TO DO: Find each line containing the string "screenshot" and return it.

[Stored records]
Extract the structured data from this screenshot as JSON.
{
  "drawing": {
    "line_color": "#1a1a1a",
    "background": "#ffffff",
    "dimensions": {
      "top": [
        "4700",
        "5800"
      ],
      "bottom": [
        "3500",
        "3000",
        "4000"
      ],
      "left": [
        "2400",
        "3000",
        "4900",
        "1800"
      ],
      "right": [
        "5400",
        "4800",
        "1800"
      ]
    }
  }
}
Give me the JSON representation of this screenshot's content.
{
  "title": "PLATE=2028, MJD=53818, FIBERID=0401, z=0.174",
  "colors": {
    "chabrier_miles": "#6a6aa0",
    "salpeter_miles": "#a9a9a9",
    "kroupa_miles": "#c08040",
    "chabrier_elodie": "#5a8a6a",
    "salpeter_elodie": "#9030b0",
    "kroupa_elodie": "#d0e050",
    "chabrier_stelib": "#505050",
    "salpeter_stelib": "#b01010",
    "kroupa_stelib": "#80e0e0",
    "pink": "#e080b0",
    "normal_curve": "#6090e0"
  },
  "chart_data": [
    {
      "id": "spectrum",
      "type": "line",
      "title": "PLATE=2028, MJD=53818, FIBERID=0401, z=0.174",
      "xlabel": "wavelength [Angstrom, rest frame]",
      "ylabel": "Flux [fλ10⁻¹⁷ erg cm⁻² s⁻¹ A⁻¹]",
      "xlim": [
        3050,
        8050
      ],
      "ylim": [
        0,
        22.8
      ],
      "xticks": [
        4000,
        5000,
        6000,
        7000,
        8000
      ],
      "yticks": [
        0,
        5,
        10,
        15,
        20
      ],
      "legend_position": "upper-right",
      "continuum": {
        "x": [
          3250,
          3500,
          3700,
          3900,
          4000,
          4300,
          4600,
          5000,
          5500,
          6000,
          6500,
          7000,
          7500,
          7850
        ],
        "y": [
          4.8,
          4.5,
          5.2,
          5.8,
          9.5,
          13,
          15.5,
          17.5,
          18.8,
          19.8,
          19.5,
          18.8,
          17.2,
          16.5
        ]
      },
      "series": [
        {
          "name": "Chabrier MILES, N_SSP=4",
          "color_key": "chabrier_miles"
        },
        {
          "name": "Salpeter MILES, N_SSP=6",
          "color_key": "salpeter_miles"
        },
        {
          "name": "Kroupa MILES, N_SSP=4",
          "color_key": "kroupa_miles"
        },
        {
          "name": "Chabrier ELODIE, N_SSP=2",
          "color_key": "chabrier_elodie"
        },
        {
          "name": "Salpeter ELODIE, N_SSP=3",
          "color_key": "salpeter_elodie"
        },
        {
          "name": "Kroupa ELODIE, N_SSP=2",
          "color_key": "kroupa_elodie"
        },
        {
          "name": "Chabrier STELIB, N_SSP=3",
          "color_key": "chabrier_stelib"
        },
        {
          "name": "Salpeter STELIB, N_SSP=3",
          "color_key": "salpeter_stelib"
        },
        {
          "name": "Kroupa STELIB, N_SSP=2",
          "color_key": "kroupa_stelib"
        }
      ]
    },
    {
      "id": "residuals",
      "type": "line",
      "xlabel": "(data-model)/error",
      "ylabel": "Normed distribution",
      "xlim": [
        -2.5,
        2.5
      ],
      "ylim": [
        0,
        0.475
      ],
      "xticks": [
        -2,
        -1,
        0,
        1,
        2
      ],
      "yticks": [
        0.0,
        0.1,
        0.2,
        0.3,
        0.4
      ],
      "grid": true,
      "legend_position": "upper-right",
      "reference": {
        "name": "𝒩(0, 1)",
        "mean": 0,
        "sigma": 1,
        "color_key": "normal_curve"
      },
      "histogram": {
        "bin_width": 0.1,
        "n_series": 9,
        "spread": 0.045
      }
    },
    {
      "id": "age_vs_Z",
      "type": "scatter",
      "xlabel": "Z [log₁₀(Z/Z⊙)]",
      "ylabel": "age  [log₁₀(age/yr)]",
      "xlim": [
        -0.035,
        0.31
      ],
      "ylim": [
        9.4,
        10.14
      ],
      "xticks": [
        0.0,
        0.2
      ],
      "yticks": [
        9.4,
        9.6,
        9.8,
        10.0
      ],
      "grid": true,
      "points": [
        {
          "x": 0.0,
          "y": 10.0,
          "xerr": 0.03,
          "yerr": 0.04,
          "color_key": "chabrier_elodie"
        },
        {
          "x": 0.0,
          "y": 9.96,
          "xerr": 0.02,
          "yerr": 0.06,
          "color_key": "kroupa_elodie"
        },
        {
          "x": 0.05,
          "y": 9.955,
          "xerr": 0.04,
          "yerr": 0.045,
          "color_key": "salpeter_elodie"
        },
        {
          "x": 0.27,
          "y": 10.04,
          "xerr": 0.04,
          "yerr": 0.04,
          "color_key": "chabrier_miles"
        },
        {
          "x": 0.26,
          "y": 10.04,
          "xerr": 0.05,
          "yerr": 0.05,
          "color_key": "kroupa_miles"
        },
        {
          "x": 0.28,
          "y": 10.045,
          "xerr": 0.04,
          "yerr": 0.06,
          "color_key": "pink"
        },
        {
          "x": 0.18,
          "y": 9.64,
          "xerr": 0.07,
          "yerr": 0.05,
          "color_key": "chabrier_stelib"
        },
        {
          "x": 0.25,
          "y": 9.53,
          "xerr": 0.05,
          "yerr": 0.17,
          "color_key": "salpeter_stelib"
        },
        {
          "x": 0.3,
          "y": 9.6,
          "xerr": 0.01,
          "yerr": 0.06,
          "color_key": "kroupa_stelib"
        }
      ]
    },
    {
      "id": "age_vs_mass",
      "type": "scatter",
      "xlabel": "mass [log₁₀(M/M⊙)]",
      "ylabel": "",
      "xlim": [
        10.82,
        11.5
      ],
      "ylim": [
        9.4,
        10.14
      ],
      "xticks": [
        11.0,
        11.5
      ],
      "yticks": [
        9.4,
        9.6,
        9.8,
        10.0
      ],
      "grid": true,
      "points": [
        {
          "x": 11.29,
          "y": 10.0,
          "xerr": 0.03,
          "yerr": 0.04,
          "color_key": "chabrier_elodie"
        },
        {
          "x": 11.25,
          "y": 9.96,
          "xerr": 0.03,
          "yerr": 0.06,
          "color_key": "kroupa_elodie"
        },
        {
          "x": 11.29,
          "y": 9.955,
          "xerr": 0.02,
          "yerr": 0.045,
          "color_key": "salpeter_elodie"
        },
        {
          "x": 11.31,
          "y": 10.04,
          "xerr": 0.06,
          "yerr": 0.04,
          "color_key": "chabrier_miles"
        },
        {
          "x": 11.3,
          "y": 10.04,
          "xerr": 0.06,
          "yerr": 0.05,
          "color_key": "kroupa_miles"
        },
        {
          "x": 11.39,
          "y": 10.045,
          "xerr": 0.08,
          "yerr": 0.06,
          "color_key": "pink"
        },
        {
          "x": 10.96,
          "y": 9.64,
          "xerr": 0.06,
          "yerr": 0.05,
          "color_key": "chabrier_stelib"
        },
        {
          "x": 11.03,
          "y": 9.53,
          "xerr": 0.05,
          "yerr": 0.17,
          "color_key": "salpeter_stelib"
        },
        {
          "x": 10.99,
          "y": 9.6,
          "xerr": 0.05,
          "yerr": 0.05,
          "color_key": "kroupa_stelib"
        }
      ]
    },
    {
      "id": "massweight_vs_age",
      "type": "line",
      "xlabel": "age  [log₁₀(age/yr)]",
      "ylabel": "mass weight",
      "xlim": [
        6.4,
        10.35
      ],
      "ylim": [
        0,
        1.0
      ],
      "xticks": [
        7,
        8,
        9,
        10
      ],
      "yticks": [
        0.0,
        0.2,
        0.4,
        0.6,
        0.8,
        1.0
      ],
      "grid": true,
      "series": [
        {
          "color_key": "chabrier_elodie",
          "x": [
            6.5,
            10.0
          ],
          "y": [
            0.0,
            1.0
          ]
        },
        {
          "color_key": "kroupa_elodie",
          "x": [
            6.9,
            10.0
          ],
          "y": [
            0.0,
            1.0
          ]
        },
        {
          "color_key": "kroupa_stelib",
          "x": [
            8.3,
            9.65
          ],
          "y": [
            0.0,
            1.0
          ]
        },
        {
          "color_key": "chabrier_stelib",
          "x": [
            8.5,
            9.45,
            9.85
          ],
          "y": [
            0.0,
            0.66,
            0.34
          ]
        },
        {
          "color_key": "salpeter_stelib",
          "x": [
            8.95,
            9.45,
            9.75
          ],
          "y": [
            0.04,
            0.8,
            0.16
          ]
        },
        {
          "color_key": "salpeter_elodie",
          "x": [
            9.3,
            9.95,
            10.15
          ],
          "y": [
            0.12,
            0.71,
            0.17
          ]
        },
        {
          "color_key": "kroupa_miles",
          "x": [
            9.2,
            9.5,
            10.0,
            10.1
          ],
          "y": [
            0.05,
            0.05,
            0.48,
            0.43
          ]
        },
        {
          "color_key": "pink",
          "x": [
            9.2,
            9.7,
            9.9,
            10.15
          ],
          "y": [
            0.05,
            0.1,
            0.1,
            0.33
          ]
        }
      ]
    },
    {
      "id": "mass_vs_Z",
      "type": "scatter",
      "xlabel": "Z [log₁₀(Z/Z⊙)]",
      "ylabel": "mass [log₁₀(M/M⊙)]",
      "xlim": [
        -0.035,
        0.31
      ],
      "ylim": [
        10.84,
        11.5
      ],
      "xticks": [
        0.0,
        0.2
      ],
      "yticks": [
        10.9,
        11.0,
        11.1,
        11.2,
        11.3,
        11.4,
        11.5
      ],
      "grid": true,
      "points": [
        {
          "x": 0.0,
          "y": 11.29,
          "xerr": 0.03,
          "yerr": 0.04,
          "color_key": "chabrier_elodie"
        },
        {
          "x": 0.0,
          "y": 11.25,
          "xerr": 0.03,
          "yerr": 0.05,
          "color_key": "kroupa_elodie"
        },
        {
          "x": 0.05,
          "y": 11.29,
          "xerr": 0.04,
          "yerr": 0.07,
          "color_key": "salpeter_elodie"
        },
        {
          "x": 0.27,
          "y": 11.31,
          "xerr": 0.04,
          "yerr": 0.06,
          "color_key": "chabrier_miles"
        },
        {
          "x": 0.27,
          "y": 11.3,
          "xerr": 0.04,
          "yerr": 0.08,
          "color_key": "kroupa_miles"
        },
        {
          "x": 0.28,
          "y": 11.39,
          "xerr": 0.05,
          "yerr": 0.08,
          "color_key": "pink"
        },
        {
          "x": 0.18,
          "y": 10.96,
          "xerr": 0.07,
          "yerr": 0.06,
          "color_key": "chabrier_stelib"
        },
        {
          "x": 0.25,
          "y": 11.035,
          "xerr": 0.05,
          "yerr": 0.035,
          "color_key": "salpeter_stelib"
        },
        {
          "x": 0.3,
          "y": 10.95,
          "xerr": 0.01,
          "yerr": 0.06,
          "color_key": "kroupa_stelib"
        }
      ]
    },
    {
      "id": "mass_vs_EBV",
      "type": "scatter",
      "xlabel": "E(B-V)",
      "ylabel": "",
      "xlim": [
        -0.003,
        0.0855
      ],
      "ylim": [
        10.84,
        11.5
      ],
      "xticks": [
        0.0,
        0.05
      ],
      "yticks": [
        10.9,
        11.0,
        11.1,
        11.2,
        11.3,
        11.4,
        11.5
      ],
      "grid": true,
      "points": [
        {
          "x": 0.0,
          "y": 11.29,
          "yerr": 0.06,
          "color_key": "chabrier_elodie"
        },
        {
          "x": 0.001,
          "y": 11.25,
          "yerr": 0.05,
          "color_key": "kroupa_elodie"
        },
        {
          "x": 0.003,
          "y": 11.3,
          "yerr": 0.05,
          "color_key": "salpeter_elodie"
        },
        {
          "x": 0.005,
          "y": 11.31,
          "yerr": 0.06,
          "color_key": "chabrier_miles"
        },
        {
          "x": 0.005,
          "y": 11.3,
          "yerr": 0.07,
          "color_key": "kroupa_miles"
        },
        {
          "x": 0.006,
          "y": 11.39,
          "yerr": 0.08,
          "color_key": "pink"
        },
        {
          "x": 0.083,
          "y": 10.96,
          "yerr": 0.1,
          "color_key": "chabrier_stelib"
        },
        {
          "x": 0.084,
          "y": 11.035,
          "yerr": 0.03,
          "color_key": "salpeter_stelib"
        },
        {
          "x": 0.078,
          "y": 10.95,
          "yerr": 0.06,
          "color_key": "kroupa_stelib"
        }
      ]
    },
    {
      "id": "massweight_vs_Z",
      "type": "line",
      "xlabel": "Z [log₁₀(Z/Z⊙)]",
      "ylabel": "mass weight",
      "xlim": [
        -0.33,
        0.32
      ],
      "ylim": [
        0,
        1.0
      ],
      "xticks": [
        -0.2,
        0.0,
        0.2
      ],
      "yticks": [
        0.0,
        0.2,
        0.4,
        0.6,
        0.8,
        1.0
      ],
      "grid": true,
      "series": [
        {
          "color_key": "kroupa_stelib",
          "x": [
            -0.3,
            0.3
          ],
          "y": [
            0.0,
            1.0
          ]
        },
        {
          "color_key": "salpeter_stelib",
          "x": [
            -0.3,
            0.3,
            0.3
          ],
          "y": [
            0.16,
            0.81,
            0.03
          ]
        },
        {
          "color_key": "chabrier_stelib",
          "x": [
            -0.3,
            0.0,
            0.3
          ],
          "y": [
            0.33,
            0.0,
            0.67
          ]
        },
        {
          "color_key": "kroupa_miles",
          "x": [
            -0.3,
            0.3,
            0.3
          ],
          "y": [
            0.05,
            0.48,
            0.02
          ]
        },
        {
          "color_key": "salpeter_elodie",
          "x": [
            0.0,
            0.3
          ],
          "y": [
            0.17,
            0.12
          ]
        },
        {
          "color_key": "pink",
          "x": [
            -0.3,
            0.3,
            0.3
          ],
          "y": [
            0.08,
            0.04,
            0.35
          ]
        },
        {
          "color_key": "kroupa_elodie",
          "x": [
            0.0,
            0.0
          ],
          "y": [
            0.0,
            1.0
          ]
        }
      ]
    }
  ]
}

THE REPLY:
Extract the structured data from this screenshot as JSON.
Give me the JSON representation of this screenshot's content.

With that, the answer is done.